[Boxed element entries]
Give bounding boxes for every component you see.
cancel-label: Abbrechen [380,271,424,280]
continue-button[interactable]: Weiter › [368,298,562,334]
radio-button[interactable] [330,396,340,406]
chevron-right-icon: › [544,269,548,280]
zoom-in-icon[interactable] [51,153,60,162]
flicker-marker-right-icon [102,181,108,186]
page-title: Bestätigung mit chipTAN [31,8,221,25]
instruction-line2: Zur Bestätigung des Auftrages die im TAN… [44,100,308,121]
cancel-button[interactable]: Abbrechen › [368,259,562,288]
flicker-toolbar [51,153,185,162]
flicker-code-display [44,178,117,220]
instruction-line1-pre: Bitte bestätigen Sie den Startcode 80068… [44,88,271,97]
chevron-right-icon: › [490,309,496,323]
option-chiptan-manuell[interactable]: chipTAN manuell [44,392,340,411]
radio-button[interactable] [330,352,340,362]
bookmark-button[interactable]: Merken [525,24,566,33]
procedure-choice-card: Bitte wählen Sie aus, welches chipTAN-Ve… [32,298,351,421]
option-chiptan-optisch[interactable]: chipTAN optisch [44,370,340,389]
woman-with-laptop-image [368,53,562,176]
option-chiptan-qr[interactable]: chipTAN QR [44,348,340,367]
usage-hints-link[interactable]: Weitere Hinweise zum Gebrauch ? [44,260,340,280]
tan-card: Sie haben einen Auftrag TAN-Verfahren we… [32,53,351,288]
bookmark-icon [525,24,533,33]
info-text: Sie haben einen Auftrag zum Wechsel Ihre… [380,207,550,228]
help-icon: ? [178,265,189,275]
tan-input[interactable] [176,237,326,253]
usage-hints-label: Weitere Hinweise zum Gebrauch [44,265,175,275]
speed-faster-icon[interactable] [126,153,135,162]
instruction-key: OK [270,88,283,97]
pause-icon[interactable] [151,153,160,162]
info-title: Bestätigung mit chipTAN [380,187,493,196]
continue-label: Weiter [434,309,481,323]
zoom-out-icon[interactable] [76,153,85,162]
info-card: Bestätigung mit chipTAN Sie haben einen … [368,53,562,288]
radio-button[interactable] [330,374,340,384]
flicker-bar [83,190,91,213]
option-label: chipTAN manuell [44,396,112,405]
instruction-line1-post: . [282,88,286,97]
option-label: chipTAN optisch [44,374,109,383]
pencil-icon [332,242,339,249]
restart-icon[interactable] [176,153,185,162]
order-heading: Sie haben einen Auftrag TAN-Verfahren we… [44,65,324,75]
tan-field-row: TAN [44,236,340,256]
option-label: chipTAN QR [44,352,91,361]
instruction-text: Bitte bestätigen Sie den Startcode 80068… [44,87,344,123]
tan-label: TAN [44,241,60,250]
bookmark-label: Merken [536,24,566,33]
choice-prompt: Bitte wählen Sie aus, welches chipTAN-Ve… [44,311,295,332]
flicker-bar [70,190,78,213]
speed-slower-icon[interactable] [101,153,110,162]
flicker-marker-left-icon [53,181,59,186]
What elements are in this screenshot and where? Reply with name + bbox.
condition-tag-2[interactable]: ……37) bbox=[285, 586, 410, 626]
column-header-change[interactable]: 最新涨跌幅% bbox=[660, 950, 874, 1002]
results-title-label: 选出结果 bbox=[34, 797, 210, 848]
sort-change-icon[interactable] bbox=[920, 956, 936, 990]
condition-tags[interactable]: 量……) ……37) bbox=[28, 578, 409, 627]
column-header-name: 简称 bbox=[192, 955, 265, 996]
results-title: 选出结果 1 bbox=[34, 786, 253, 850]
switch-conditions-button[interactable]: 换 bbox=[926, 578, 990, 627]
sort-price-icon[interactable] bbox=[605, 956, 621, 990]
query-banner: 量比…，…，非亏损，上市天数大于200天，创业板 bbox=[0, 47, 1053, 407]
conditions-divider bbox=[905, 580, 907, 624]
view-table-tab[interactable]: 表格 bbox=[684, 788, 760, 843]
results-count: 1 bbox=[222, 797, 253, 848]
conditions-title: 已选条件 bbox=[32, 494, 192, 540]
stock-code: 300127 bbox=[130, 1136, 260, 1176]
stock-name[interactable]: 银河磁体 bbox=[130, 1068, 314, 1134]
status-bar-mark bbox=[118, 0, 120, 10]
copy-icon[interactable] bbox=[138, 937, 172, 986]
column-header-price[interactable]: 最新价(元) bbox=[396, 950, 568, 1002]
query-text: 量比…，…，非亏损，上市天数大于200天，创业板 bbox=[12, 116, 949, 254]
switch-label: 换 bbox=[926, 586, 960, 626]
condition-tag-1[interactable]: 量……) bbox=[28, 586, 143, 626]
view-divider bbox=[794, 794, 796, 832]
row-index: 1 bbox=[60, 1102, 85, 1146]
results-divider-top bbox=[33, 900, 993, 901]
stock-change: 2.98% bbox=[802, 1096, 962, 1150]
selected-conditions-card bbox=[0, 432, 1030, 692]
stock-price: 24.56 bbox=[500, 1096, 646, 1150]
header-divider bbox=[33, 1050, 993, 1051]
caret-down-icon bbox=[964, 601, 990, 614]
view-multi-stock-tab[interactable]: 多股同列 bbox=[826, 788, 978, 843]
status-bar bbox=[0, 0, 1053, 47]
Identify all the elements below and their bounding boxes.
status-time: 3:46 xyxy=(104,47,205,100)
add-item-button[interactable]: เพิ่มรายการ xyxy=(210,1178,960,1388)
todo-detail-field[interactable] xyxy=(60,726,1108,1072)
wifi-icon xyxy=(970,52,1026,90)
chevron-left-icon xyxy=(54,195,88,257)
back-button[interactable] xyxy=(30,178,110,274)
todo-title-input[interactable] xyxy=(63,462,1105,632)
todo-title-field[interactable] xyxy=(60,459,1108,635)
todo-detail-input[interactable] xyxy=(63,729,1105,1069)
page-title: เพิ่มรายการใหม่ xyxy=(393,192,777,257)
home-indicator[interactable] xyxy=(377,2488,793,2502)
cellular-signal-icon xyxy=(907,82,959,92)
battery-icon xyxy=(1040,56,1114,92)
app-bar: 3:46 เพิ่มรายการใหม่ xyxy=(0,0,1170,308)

■ **Stated task**
Could you edit the records above so that each "radio-button" reads "radio-control" and every other line stays unchanged?

■ **Task answer**
Give bounding boxes for every component you see.
cancel-label: Abbrechen [380,271,424,280]
continue-button[interactable]: Weiter › [368,298,562,334]
radio-control[interactable] [330,396,340,406]
chevron-right-icon: › [544,269,548,280]
zoom-in-icon[interactable] [51,153,60,162]
flicker-marker-right-icon [102,181,108,186]
page-title: Bestätigung mit chipTAN [31,8,221,25]
instruction-line2: Zur Bestätigung des Auftrages die im TAN… [44,100,308,121]
cancel-button[interactable]: Abbrechen › [368,259,562,288]
flicker-toolbar [51,153,185,162]
flicker-code-display [44,178,117,220]
instruction-line1-pre: Bitte bestätigen Sie den Startcode 80068… [44,88,271,97]
chevron-right-icon: › [490,309,496,323]
option-chiptan-manuell[interactable]: chipTAN manuell [44,392,340,411]
radio-control[interactable] [330,352,340,362]
bookmark-button[interactable]: Merken [525,24,566,33]
procedure-choice-card: Bitte wählen Sie aus, welches chipTAN-Ve… [32,298,351,421]
option-chiptan-optisch[interactable]: chipTAN optisch [44,370,340,389]
woman-with-laptop-image [368,53,562,176]
option-chiptan-qr[interactable]: chipTAN QR [44,348,340,367]
usage-hints-link[interactable]: Weitere Hinweise zum Gebrauch ? [44,260,340,280]
tan-card: Sie haben einen Auftrag TAN-Verfahren we… [32,53,351,288]
bookmark-icon [525,24,533,33]
info-text: Sie haben einen Auftrag zum Wechsel Ihre… [380,207,550,228]
help-icon: ? [178,265,189,275]
tan-input[interactable] [176,237,326,253]
usage-hints-label: Weitere Hinweise zum Gebrauch [44,265,175,275]
speed-faster-icon[interactable] [126,153,135,162]
instruction-key: OK [270,88,283,97]
pause-icon[interactable] [151,153,160,162]
info-title: Bestätigung mit chipTAN [380,187,493,196]
continue-label: Weiter [434,309,481,323]
zoom-out-icon[interactable] [76,153,85,162]
info-card: Bestätigung mit chipTAN Sie haben einen … [368,53,562,288]
radio-control[interactable] [330,374,340,384]
flicker-bar [83,190,91,213]
option-label: chipTAN manuell [44,396,112,405]
instruction-line1-post: . [282,88,286,97]
option-label: chipTAN optisch [44,374,109,383]
pencil-icon [332,242,339,249]
restart-icon[interactable] [176,153,185,162]
order-heading: Sie haben einen Auftrag TAN-Verfahren we… [44,65,324,75]
tan-field-row: TAN [44,236,340,256]
option-label: chipTAN QR [44,352,91,361]
instruction-text: Bitte bestätigen Sie den Startcode 80068… [44,87,344,123]
tan-label: TAN [44,241,60,250]
bookmark-label: Merken [536,24,566,33]
choice-prompt: Bitte wählen Sie aus, welches chipTAN-Ve… [44,311,295,332]
flicker-bar [70,190,78,213]
speed-slower-icon[interactable] [101,153,110,162]
flicker-marker-left-icon [53,181,59,186]
What elements are in this screenshot and where? Reply with name + bbox.
condition-tag-2[interactable]: ……37) bbox=[285, 586, 410, 626]
column-header-change[interactable]: 最新涨跌幅% bbox=[660, 950, 874, 1002]
results-title-label: 选出结果 bbox=[34, 797, 210, 848]
sort-change-icon[interactable] bbox=[920, 956, 936, 990]
condition-tags[interactable]: 量……) ……37) bbox=[28, 578, 409, 627]
column-header-name: 简称 bbox=[192, 955, 265, 996]
results-title: 选出结果 1 bbox=[34, 786, 253, 850]
switch-conditions-button[interactable]: 换 bbox=[926, 578, 990, 627]
sort-price-icon[interactable] bbox=[605, 956, 621, 990]
query-banner: 量比…，…，非亏损，上市天数大于200天，创业板 bbox=[0, 47, 1053, 407]
conditions-divider bbox=[905, 580, 907, 624]
view-table-tab[interactable]: 表格 bbox=[684, 788, 760, 843]
results-count: 1 bbox=[222, 797, 253, 848]
conditions-title: 已选条件 bbox=[32, 494, 192, 540]
stock-code: 300127 bbox=[130, 1136, 260, 1176]
stock-name[interactable]: 银河磁体 bbox=[130, 1068, 314, 1134]
status-bar-mark bbox=[118, 0, 120, 10]
copy-icon[interactable] bbox=[138, 937, 172, 986]
column-header-price[interactable]: 最新价(元) bbox=[396, 950, 568, 1002]
query-text: 量比…，…，非亏损，上市天数大于200天，创业板 bbox=[12, 116, 949, 254]
switch-label: 换 bbox=[926, 586, 960, 626]
condition-tag-1[interactable]: 量……) bbox=[28, 586, 143, 626]
view-divider bbox=[794, 794, 796, 832]
row-index: 1 bbox=[60, 1102, 85, 1146]
results-divider-top bbox=[33, 900, 993, 901]
stock-change: 2.98% bbox=[802, 1096, 962, 1150]
selected-conditions-card bbox=[0, 432, 1030, 692]
stock-price: 24.56 bbox=[500, 1096, 646, 1150]
header-divider bbox=[33, 1050, 993, 1051]
caret-down-icon bbox=[964, 601, 990, 614]
view-multi-stock-tab[interactable]: 多股同列 bbox=[826, 788, 978, 843]
status-bar bbox=[0, 0, 1053, 47]
Identify all the elements below and their bounding boxes.
status-time: 3:46 xyxy=(104,47,205,100)
add-item-button[interactable]: เพิ่มรายการ xyxy=(210,1178,960,1388)
todo-detail-field[interactable] xyxy=(60,726,1108,1072)
wifi-icon xyxy=(970,52,1026,90)
chevron-left-icon xyxy=(54,195,88,257)
back-button[interactable] xyxy=(30,178,110,274)
todo-title-input[interactable] xyxy=(63,462,1105,632)
todo-title-field[interactable] xyxy=(60,459,1108,635)
todo-detail-input[interactable] xyxy=(63,729,1105,1069)
page-title: เพิ่มรายการใหม่ xyxy=(393,192,777,257)
home-indicator[interactable] xyxy=(377,2488,793,2502)
cellular-signal-icon xyxy=(907,82,959,92)
battery-icon xyxy=(1040,56,1114,92)
app-bar: 3:46 เพิ่มรายการใหม่ xyxy=(0,0,1170,308)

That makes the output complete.